§ Task details
How many of these lines hold the string "耳机一戴"? Answer with the number only.

§ Records excerpted from a collection
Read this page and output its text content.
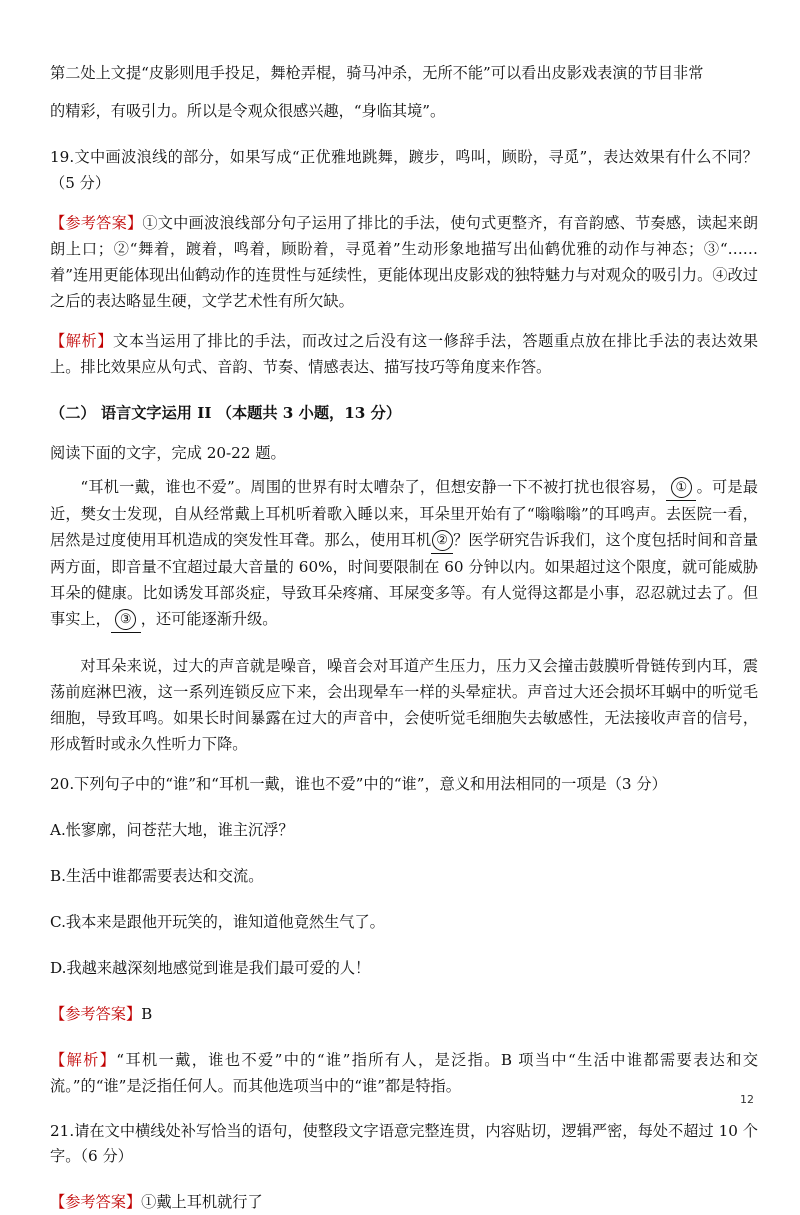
第二处上文提“皮影则甩手投足，舞枪弄棍，骑马冲杀，无所不能”可以看出皮影戏表演的节目非常
的精彩，有吸引力。所以是令观众很感兴趣，“身临其境”。

19.文中画波浪线的部分，如果写成“正优雅地跳舞，踱步，鸣叫，顾盼，寻觅”，表达效果有什么不同？（5 分）

【参考答案】①文中画波浪线部分句子运用了排比的手法，使句式更整齐，有音韵感、节奏感，读起来朗朗上口；②“舞着，踱着，鸣着，顾盼着，寻觅着”生动形象地描写出仙鹤优雅的动作与神态；③“……着”连用更能体现出仙鹤动作的连贯性与延续性，更能体现出皮影戏的独特魅力与对观众的吸引力。④改过之后的表达略显生硬，文学艺术性有所欠缺。

【解析】文本当运用了排比的手法，而改过之后没有这一修辞手法，答题重点放在排比手法的表达效果上。排比效果应从句式、音韵、节奏、情感表达、描写技巧等角度来作答。

（二） 语言文字运用 II （本题共 3 小题，13 分）

阅读下面的文字，完成 20-22 题。

“耳机一戴，谁也不爱”。周围的世界有时太嘈杂了，但想安静一下不被打扰也很容易， ① 。可是最近，樊女士发现，自从经常戴上耳机听着歌入睡以来，耳朵里开始有了“嗡嗡嗡”的耳鸣声。去医院一看，居然是过度使用耳机造成的突发性耳聋。那么，使用耳机 ② ？医学研究告诉我们，这个度包括时间和音量两方面，即音量不宜超过最大音量的 60%，时间要限制在 60 分钟以内。如果超过这个限度，就可能威胁耳朵的健康。比如诱发耳部炎症，导致耳朵疼痛、耳屎变多等。有人觉得这都是小事，忍忍就过去了。但事实上， ③ ，还可能逐渐升级。

对耳朵来说，过大的声音就是噪音，噪音会对耳道产生压力，压力又会撞击鼓膜听骨链传到内耳，震荡前庭淋巴液，这一系列连锁反应下来，会出现晕车一样的头晕症状。声音过大还会损坏耳蜗中的听觉毛细胞，导致耳鸣。如果长时间暴露在过大的声音中，会使听觉毛细胞失去敏感性，无法接收声音的信号，形成暂时或永久性听力下降。

20.下列句子中的“谁”和“耳机一戴，谁也不爱”中的“谁”，意义和用法相同的一项是（3 分）

A.怅寥廓，问苍茫大地，谁主沉浮？

B.生活中谁都需要表达和交流。

C.我本来是跟他开玩笑的，谁知道他竟然生气了。

D.我越来越深刻地感觉到谁是我们最可爱的人！

【参考答案】B

【解析】“耳机一戴，谁也不爱”中的“谁”指所有人，是泛指。B 项当中“生活中谁都需要表达和交流。”的“谁”是泛指任何人。而其他选项当中的“谁”都是特指。

21.请在文中横线处补写恰当的语句，使整段文字语意完整连贯，内容贴切，逻辑严密，每处不超过 10 个字。（6 分）

【参考答案】①戴上耳机就行了

12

§ The result
3